(Task inputs)
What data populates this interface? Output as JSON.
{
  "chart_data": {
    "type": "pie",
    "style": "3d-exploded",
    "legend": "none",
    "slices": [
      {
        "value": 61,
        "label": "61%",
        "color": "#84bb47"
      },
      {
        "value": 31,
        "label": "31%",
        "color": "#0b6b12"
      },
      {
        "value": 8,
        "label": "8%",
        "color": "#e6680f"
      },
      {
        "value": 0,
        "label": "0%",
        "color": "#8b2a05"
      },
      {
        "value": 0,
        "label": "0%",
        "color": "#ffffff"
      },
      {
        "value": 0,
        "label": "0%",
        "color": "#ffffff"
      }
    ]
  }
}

--

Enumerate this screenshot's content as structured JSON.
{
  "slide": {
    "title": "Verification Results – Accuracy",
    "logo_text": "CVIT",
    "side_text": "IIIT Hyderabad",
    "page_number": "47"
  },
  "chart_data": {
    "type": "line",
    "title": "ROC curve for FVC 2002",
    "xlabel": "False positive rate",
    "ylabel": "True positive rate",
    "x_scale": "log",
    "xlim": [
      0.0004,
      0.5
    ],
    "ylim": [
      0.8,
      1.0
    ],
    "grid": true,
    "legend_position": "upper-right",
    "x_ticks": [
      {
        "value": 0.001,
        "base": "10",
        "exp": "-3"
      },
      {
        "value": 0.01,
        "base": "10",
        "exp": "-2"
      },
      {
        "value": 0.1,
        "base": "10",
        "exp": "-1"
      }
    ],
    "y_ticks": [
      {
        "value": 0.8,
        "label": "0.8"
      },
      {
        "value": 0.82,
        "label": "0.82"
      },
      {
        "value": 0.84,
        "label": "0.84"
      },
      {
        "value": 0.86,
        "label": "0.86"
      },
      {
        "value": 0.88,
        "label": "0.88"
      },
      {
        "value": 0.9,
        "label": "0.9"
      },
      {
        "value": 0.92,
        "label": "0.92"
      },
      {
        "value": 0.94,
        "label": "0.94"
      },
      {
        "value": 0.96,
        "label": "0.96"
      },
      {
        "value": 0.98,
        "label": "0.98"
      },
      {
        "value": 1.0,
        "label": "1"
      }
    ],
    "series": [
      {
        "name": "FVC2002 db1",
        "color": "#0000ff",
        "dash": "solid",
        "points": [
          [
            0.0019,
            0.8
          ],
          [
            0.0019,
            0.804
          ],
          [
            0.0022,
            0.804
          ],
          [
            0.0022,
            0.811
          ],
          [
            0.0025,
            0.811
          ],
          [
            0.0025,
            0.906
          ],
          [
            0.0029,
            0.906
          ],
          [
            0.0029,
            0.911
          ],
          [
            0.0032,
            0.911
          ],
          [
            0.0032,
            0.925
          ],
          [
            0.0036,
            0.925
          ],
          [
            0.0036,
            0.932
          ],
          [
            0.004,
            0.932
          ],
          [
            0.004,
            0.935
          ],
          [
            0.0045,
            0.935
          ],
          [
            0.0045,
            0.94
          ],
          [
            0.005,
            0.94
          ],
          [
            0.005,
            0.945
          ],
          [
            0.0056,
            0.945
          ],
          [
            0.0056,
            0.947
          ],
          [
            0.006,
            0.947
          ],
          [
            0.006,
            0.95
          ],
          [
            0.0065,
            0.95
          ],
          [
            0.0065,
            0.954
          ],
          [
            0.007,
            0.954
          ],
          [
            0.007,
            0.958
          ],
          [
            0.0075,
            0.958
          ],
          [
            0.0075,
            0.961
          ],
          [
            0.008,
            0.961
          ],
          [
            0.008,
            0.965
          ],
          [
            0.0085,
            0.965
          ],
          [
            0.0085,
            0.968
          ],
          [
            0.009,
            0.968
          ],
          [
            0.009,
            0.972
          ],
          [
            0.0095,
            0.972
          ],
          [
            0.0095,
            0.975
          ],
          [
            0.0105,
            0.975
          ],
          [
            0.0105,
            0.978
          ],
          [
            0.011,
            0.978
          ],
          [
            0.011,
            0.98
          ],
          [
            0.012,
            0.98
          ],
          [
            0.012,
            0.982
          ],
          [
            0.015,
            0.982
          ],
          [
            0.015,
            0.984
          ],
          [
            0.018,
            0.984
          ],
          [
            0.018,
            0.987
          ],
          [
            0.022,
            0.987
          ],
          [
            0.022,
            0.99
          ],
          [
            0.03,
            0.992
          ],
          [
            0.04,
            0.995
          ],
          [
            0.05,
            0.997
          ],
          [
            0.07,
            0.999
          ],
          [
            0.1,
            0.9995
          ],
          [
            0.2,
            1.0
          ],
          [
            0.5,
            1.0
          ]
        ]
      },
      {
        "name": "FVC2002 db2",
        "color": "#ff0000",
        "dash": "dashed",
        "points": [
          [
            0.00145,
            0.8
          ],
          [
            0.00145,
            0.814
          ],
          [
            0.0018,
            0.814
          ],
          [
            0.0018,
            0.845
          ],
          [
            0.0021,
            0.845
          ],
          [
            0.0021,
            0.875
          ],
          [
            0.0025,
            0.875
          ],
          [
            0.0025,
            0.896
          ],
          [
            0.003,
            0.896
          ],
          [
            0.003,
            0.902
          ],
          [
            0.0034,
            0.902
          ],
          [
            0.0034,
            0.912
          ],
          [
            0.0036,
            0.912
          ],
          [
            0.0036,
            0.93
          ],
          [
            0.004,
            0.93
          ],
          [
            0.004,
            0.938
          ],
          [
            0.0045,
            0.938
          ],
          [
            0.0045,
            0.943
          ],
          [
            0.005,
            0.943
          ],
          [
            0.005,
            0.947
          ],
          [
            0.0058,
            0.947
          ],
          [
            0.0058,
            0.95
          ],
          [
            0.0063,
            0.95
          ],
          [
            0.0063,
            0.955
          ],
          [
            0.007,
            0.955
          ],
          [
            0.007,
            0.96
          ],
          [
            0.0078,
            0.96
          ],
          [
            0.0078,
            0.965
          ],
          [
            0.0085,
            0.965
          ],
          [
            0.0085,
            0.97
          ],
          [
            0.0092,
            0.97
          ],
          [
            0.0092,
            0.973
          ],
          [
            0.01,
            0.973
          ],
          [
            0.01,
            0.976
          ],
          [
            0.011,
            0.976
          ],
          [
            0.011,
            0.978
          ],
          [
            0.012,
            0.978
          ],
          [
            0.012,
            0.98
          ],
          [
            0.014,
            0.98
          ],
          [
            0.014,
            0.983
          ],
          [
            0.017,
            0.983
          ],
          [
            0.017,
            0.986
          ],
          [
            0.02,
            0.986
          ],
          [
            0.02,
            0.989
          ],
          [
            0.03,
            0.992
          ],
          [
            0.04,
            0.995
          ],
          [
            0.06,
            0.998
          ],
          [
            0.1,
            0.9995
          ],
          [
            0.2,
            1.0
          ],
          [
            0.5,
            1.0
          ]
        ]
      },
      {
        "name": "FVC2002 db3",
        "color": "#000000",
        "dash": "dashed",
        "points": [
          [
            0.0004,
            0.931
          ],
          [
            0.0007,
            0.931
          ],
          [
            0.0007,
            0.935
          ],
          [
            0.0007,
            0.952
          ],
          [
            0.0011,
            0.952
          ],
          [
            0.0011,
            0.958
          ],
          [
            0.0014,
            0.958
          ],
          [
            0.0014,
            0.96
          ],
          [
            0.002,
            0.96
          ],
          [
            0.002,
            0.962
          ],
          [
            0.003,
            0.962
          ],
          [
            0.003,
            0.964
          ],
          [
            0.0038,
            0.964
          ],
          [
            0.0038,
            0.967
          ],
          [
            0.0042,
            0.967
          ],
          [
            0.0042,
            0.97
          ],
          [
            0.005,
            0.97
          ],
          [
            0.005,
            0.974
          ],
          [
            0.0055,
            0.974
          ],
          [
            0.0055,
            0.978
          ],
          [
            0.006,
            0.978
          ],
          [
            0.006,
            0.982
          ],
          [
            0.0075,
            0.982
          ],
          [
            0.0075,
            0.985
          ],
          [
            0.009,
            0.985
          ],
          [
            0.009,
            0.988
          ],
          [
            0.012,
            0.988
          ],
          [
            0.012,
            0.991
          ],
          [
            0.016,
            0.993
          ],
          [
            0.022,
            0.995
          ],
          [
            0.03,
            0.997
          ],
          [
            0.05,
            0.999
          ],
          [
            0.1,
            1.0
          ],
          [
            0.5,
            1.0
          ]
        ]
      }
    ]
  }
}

(Objective) Which lines hold the word "color"? Show each one.

(Full output)
        "color": "#84bb47"
        "color": "#0b6b12"
        "color": "#e6680f"
        "color": "#8b2a05"
        "color": "#ffffff"
        "color": "#ffffff"
        "color": "#0000ff",
        "color": "#ff0000",
        "color": "#000000",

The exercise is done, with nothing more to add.